### Exercise text
·····

The Story
Why it exists.
The beginning
Marie Schnirer designed Très French to capture something specific: the cool, effortless freshness of a French spring morning. Lily of the valley and crisp pear, the house didn't reach for anything complicated. The idea was clarity. That transparent quality that makes French perfumery distinct, where lightness isn't a limitation but the whole point. Teo Cabanel's tradition of natural materials and methodical composition gave Schnirer the foundation to build something that feels both contemporary and rooted in a century of French fragrance knowledge. Très French is the result, deceptively simple, quietly confident.
The combination of lily of the valley with crunchy pear sounds straightforward until you try to execute it. Lily of the valley carries a cool, almost metallic freshness that can read flat if not supported correctly. The pear gives it translucence, fruit without sweetness tipping into candy. Schnirer's approach was to let each note breathe rather than force them into a predetermined structure. The result is a fragrance that doesn't announce itself but holds attention once noticed. That's the French trick: confidence that doesn't argue.
The evolution
The opening arrives fast, crisp pear, almost translucent, like biting into a just-picked fruit in morning light. The peony adds a blush quality, a touch of femininity that tempers the crispness without softening it. This phase lasts roughly 15 to 30 minutes before the heart takes over. Within the first hour, lily of the valley dominates. Cool, green, slightly metallic, that distinctive freshness that defines French florals. The jasmine sambac is there underneath, warm and creamy, but it's playing support. The Solar Notes accord adds that vaporous quality the house describes, an airy lift that keeps the florals from becoming heavy. By the third hour, the sandalwood and benzoin arrive as a warm, slightly resinous base. The white musk keeps everything clean and close to the skin. Haitian vetiver adds an earthy counterpoint that prevents the composition from becoming too sweet. The drydown is intimate, moderate sillage that draws people in rather than announcing itself. This is a fragrance for the wearer, not the room.
Cultural impact
Très French arrived in 2020 as a counterpoint to the era's louder fragrances. Where others leaned into projection and presence, this Teo Cabanel release chose restraint. The house's philosophy, artistry over metrics, shapes how wearers experience it: not as a performance but as a companion. Marie Schnirer's composition fits a specific moment: someone who wants to smell like themselves, but better. Clean, floral, fruity without sweetness tipping into candy. The kind of French that doesn't need translation.

·····

### Data extract
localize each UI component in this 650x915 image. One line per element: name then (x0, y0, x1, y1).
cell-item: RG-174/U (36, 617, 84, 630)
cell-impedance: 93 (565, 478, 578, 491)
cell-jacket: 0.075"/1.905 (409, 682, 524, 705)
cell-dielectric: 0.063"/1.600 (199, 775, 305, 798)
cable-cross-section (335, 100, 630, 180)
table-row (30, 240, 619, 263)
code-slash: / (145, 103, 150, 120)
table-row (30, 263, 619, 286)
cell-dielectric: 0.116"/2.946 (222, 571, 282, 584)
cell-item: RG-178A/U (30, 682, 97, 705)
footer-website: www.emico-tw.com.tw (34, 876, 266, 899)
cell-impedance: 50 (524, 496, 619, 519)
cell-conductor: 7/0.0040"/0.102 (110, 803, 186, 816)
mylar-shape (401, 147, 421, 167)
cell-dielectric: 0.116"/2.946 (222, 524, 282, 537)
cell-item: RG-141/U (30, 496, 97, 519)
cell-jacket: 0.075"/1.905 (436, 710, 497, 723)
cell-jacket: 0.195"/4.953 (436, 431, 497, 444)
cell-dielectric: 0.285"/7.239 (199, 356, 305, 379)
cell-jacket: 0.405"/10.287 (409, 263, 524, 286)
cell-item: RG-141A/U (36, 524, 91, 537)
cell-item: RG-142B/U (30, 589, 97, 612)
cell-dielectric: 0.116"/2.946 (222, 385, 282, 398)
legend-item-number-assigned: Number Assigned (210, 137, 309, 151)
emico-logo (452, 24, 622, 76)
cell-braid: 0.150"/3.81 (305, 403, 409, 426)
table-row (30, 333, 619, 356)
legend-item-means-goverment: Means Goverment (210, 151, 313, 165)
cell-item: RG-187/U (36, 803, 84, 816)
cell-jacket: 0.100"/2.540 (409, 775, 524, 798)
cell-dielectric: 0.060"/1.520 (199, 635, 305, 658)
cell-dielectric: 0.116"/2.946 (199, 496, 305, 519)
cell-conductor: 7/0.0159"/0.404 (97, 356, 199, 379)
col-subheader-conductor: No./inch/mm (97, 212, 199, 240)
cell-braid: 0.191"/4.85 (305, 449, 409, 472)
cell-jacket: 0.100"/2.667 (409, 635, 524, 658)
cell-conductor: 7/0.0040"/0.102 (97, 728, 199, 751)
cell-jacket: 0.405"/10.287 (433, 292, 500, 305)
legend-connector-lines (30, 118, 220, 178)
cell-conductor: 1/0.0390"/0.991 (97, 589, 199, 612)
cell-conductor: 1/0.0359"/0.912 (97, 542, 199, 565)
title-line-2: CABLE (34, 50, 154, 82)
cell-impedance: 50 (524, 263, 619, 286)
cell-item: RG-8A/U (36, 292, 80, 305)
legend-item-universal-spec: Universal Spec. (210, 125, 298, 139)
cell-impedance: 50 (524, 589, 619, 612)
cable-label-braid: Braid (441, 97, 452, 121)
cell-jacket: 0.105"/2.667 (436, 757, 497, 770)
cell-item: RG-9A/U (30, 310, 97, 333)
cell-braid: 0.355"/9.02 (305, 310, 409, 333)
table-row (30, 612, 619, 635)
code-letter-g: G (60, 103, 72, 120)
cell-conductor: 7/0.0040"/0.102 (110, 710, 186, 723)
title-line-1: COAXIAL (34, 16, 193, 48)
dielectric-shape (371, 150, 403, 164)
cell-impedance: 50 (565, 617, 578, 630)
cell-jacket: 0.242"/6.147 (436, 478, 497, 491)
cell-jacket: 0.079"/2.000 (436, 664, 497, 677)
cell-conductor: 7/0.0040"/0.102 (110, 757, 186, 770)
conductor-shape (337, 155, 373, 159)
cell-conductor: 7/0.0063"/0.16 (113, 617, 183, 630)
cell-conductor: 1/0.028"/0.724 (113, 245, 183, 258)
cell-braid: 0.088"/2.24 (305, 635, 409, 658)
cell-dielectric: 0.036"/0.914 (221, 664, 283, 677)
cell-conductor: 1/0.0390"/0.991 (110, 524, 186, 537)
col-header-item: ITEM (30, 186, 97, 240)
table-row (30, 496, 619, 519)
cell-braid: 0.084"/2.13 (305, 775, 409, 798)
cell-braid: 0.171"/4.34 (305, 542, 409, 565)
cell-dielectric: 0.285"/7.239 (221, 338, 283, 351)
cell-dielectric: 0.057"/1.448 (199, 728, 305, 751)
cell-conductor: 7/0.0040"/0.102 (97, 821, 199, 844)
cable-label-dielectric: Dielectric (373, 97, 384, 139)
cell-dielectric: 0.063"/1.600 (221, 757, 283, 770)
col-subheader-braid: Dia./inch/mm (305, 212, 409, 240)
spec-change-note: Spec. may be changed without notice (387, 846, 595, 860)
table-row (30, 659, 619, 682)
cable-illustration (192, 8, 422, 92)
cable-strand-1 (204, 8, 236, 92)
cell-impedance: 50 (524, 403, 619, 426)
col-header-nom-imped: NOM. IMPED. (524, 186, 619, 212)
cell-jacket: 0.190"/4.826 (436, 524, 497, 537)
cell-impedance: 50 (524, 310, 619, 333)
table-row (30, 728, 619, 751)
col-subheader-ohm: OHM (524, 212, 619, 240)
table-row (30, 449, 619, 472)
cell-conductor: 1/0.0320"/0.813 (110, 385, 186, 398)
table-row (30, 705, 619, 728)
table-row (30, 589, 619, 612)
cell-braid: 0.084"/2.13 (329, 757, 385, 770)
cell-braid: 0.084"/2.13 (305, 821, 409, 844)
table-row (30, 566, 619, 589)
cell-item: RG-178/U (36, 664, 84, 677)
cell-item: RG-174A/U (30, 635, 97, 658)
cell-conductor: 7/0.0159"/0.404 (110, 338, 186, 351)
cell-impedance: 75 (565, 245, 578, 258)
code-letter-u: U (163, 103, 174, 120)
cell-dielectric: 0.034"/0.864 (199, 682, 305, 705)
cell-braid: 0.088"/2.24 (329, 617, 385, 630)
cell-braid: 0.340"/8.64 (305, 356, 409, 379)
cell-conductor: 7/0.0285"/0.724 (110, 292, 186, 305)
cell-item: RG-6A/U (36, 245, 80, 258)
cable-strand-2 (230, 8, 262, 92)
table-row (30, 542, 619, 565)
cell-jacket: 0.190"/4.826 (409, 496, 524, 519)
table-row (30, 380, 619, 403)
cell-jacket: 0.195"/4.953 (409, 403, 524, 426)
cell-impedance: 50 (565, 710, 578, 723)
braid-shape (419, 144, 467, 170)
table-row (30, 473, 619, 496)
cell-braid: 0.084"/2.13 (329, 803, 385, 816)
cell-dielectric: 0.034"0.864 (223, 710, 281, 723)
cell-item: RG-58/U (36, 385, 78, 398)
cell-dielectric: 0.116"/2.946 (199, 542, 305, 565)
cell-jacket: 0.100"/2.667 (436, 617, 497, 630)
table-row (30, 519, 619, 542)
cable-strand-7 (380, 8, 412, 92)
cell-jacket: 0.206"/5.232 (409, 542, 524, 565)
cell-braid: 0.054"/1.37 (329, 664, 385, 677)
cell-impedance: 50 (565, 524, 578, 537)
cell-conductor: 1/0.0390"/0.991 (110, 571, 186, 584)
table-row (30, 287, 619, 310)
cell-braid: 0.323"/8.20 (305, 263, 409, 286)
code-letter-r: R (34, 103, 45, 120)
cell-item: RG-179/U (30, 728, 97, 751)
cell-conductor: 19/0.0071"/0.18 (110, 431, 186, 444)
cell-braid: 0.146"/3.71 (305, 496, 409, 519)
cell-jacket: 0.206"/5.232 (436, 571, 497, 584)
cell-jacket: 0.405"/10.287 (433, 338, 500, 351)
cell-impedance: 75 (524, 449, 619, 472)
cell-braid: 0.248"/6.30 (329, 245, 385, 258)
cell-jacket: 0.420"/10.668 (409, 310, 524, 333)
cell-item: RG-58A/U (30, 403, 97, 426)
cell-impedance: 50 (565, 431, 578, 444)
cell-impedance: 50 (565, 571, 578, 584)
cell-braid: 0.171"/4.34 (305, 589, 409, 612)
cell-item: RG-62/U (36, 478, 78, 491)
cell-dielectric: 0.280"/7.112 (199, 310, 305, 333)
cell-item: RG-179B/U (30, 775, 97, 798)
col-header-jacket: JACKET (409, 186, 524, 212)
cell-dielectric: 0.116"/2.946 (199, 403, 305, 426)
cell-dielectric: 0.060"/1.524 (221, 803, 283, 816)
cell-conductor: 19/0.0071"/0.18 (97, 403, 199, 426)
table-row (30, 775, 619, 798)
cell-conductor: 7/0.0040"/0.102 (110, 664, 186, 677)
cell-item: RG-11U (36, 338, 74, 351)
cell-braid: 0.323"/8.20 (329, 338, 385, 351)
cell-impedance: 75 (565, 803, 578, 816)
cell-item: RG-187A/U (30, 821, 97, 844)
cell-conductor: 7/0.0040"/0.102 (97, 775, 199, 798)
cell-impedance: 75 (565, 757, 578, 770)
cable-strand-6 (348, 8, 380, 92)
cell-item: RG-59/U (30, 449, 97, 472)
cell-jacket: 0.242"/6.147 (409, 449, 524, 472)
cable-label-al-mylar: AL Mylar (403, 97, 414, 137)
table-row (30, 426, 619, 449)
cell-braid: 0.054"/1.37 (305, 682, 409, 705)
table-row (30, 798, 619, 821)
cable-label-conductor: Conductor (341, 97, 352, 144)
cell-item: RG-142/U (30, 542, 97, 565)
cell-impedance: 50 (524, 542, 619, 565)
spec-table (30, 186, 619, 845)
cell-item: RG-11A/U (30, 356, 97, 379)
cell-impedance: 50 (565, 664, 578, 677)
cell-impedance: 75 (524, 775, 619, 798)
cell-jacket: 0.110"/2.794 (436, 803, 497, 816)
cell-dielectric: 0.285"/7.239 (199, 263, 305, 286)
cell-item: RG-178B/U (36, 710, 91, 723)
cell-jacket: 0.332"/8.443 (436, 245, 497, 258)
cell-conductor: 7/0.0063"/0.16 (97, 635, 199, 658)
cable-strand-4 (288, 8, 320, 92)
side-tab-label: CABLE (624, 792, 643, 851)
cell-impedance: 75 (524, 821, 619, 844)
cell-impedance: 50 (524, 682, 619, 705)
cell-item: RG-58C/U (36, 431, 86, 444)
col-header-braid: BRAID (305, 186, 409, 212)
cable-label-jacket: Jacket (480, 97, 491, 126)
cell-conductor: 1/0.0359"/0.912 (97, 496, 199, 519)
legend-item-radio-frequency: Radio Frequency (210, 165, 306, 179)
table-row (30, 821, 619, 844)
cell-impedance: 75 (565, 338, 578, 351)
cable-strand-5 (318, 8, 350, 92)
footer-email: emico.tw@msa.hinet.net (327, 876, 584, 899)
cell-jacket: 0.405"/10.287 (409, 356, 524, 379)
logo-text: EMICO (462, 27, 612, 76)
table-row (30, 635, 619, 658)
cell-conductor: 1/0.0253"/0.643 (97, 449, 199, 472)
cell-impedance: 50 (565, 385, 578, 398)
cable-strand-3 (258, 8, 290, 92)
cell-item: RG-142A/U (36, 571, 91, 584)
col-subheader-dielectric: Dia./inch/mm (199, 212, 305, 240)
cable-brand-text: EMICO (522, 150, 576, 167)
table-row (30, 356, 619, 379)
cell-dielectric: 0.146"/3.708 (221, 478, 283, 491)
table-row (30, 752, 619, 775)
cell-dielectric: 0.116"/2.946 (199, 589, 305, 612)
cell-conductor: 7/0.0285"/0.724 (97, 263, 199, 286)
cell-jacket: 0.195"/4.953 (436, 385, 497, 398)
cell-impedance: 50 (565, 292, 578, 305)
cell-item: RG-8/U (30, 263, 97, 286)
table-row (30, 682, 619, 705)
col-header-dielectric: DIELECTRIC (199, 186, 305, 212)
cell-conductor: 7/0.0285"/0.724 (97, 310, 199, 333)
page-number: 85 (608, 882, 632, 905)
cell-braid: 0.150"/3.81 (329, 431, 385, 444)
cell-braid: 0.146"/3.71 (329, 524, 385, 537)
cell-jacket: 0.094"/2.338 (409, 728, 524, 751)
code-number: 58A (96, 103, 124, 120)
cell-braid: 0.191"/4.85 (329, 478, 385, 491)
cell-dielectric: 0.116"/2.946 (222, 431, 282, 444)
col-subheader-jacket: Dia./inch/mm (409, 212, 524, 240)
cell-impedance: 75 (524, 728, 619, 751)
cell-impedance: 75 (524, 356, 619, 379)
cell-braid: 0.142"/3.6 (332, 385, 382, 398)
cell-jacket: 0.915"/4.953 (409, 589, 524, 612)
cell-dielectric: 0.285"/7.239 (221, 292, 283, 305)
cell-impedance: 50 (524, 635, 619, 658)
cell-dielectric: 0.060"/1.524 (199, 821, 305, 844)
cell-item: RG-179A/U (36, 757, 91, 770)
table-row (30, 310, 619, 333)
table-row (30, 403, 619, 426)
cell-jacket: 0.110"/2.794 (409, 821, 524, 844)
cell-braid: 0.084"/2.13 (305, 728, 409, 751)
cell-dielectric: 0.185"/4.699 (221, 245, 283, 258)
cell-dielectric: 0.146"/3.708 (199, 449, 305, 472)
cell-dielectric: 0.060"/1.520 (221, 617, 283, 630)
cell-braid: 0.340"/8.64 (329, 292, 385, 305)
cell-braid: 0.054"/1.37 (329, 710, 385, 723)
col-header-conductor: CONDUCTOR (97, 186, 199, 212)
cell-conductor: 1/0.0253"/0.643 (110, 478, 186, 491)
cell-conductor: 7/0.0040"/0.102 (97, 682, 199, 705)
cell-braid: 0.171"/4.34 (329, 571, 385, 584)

·····

### Work to complete
In the fragrance story, how long does the opening phase of Très French last before the heart takes over?

### Task output
Roughly 15 to 30 minutes.